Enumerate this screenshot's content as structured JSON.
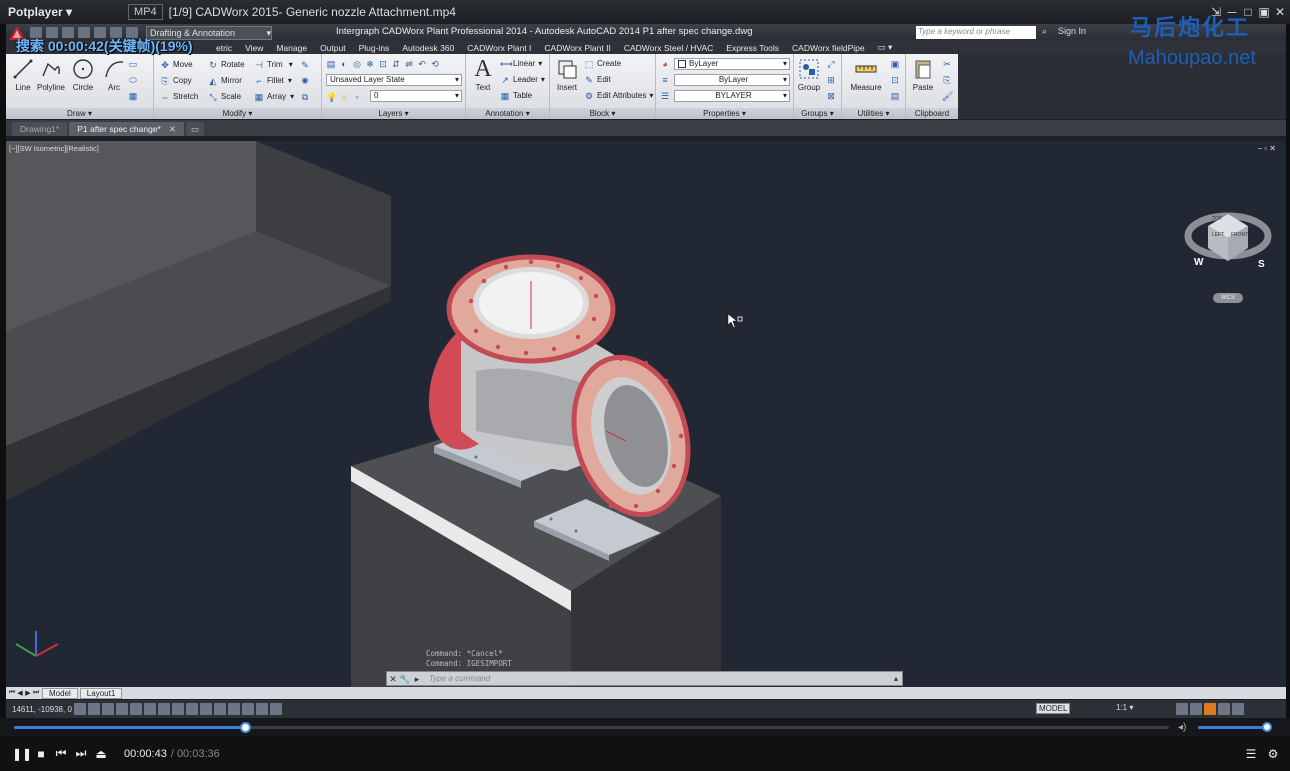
{
  "player": {
    "brand": "Potplayer ▾",
    "format": "MP4",
    "title": "[1/9] CADWorx 2015- Generic nozzle Attachment.mp4",
    "overlay_time": "搜索 00:00:42(关键帧)(19%)",
    "current_time": "00:00:43",
    "total_time": "/ 00:03:36",
    "progress_fraction": 0.2,
    "volume_fraction": 0.95
  },
  "watermark": {
    "cn": "马后炮化工",
    "url": "Mahoupao.net"
  },
  "cad": {
    "workspace": "Drafting & Annotation",
    "window_title": "Intergraph CADWorx Plant Professional 2014 - Autodesk AutoCAD 2014    P1 after spec change.dwg",
    "search_placeholder": "Type a keyword or phrase",
    "signin": "Sign In",
    "menus": [
      "etric",
      "View",
      "Manage",
      "Output",
      "Plug-ins",
      "Autodesk 360",
      "CADWorx Plant I",
      "CADWorx Plant II",
      "CADWorx Steel / HVAC",
      "Express Tools",
      "CADWorx fieldPipe"
    ],
    "ribbon": {
      "draw": {
        "title": "Draw ▾",
        "line": "Line",
        "polyline": "Polyline",
        "circle": "Circle",
        "arc": "Arc"
      },
      "modify": {
        "title": "Modify ▾",
        "move": "Move",
        "rotate": "Rotate",
        "trim": "Trim",
        "copy": "Copy",
        "mirror": "Mirror",
        "fillet": "Fillet",
        "stretch": "Stretch",
        "scale": "Scale",
        "array": "Array"
      },
      "layers": {
        "title": "Layers ▾",
        "layer_state": "Unsaved Layer State",
        "layer": "0"
      },
      "annotation": {
        "title": "Annotation ▾",
        "text": "Text",
        "linear": "Linear",
        "leader": "Leader",
        "table": "Table"
      },
      "block": {
        "title": "Block ▾",
        "insert": "Insert",
        "create": "Create",
        "edit": "Edit",
        "edit_attributes": "Edit Attributes"
      },
      "properties": {
        "title": "Properties ▾",
        "color": "ByLayer",
        "linetype": "ByLayer",
        "lineweight": "BYLAYER"
      },
      "groups": {
        "title": "Groups ▾",
        "group": "Group"
      },
      "utilities": {
        "title": "Utilities ▾",
        "measure": "Measure"
      },
      "clipboard": {
        "title": "Clipboard",
        "paste": "Paste"
      }
    },
    "doc_tabs": [
      "Drawing1*",
      "P1 after spec change*"
    ],
    "viewport_label": "[−][SW Isometric][Realistic]",
    "viewport_controls": "− ▫ ✕",
    "viewcube": {
      "top": "TOP",
      "left": "LEFT",
      "front": "FRONT",
      "w": "W",
      "s": "S",
      "wcs": "WCS"
    },
    "command_history": [
      "Command: *Cancel*",
      "Command: IGESIMPORT"
    ],
    "command_placeholder": "Type a command",
    "layout_tabs": [
      "Model",
      "Layout1"
    ],
    "coords": "14611, -10938, 0",
    "model_label": "MODEL",
    "scale_label": "1:1 ▾"
  },
  "colors": {
    "accent": "#3b7fd4",
    "flange": "#d24a55",
    "pipe": "#c8c8c8",
    "background": "#222833"
  }
}
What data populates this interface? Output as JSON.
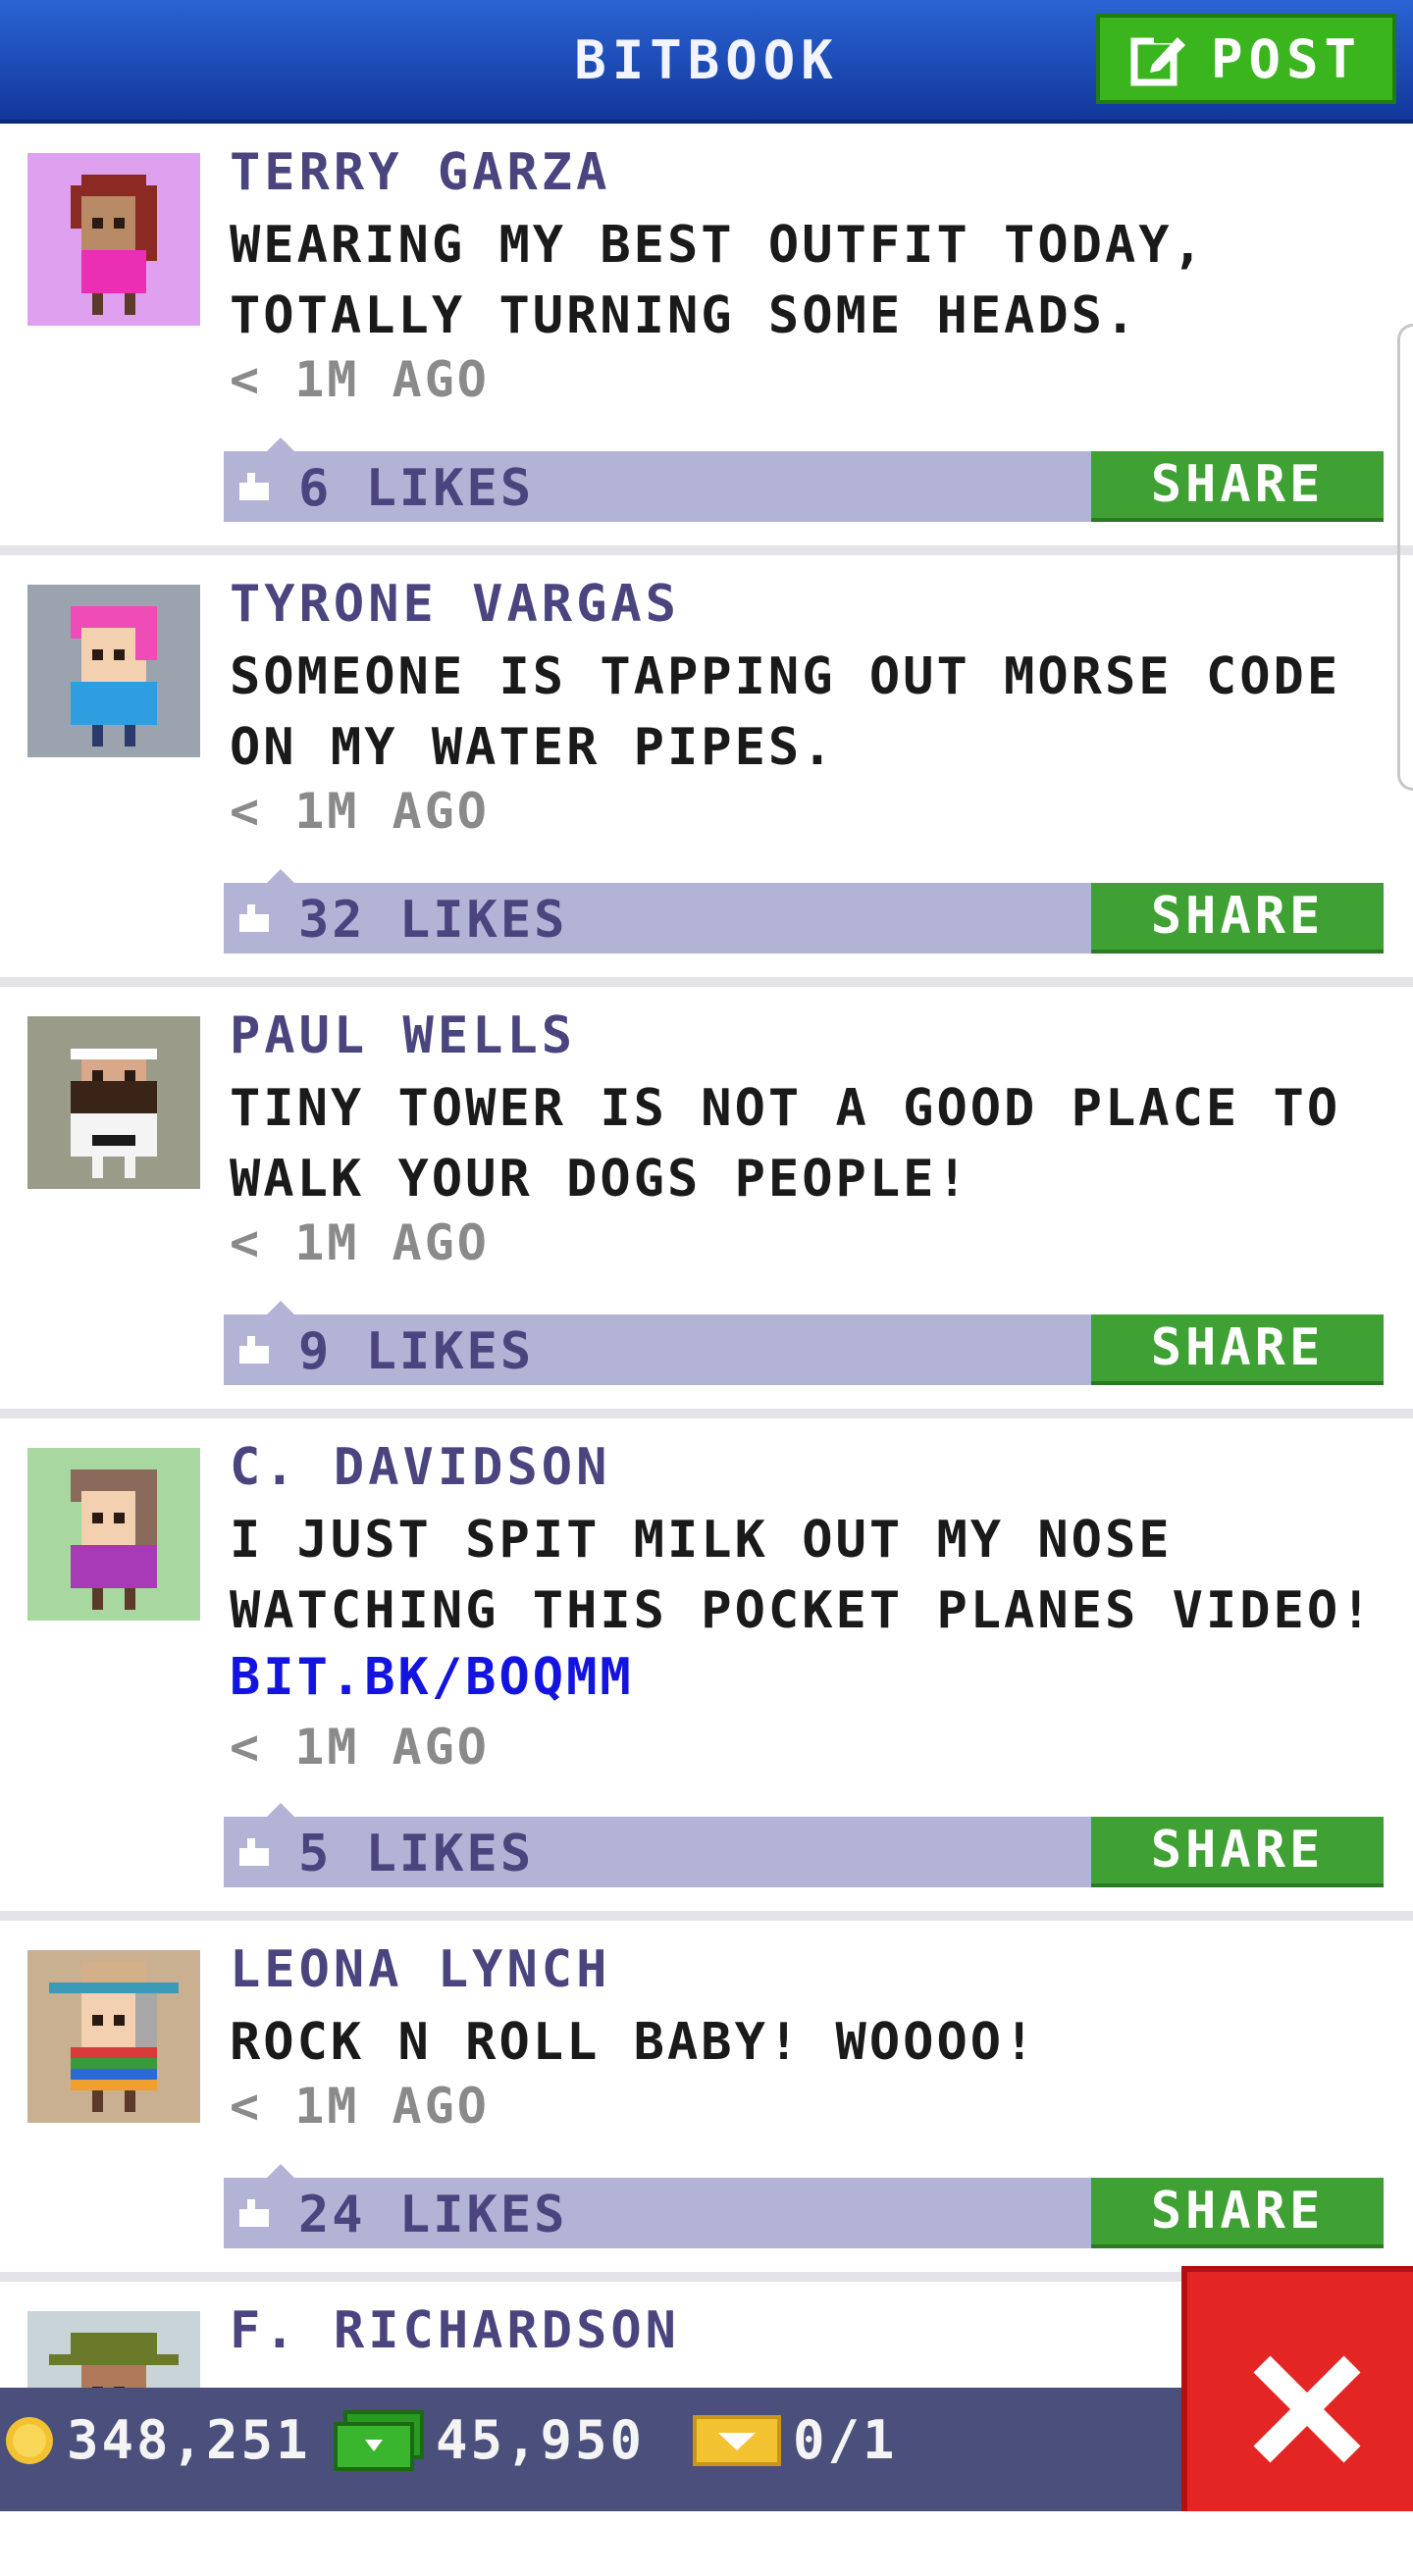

● ● ● ●

_PROBLEM_
Repeat the records word for word. Any picture in them should be left out.

_RESULT OF THE EXERCISE_
Enumerate this screenshot's content as structured JSON.
{
  "player": {
    "brand": "Potplayer ▾",
    "format": "MP4",
    "title": "[1/9] CADWorx 2015- Generic nozzle Attachment.mp4",
    "overlay_time": "搜索 00:00:42(关键帧)(19%)",
    "current_time": "00:00:43",
    "total_time": "/ 00:03:36",
    "progress_fraction": 0.2,
    "volume_fraction": 0.95
  },
  "watermark": {
    "cn": "马后炮化工",
    "url": "Mahoupao.net"
  },
  "cad": {
    "workspace": "Drafting & Annotation",
    "window_title": "Intergraph CADWorx Plant Professional 2014 - Autodesk AutoCAD 2014    P1 after spec change.dwg",
    "search_placeholder": "Type a keyword or phrase",
    "signin": "Sign In",
    "menus": [
      "etric",
      "View",
      "Manage",
      "Output",
      "Plug-ins",
      "Autodesk 360",
      "CADWorx Plant I",
      "CADWorx Plant II",
      "CADWorx Steel / HVAC",
      "Express Tools",
      "CADWorx fieldPipe"
    ],
    "ribbon": {
      "draw": {
        "title": "Draw ▾",
        "line": "Line",
        "polyline": "Polyline",
        "circle": "Circle",
        "arc": "Arc"
      },
      "modify": {
        "title": "Modify ▾",
        "move": "Move",
        "rotate": "Rotate",
        "trim": "Trim",
        "copy": "Copy",
        "mirror": "Mirror",
        "fillet": "Fillet",
        "stretch": "Stretch",
        "scale": "Scale",
        "array": "Array"
      },
      "layers": {
        "title": "Layers ▾",
        "layer_state": "Unsaved Layer State",
        "layer": "0"
      },
      "annotation": {
        "title": "Annotation ▾",
        "text": "Text",
        "linear": "Linear",
        "leader": "Leader",
        "table": "Table"
      },
      "block": {
        "title": "Block ▾",
        "insert": "Insert",
        "create": "Create",
        "edit": "Edit",
        "edit_attributes": "Edit Attributes"
      },
      "properties": {
        "title": "Properties ▾",
        "color": "ByLayer",
        "linetype": "ByLayer",
        "lineweight": "BYLAYER"
      },
      "groups": {
        "title": "Groups ▾",
        "group": "Group"
      },
      "utilities": {
        "title": "Utilities ▾",
        "measure": "Measure"
      },
      "clipboard": {
        "title": "Clipboard",
        "paste": "Paste"
      }
    },
    "doc_tabs": [
      "Drawing1*",
      "P1 after spec change*"
    ],
    "viewport_label": "[−][SW Isometric][Realistic]",
    "viewport_controls": "− ▫ ✕",
    "viewcube": {
      "top": "TOP",
      "left": "LEFT",
      "front": "FRONT",
      "w": "W",
      "s": "S",
      "wcs": "WCS"
    },
    "command_history": [
      "Command: *Cancel*",
      "Command: IGESIMPORT"
    ],
    "command_placeholder": "Type a command",
    "layout_tabs": [
      "Model",
      "Layout1"
    ],
    "coords": "14611, -10938, 0",
    "model_label": "MODEL",
    "scale_label": "1:1 ▾"
  },
  "colors": {
    "accent": "#3b7fd4",
    "flange": "#d24a55",
    "pipe": "#c8c8c8",
    "background": "#222833"
  }
}
What data populates this interface? Output as JSON.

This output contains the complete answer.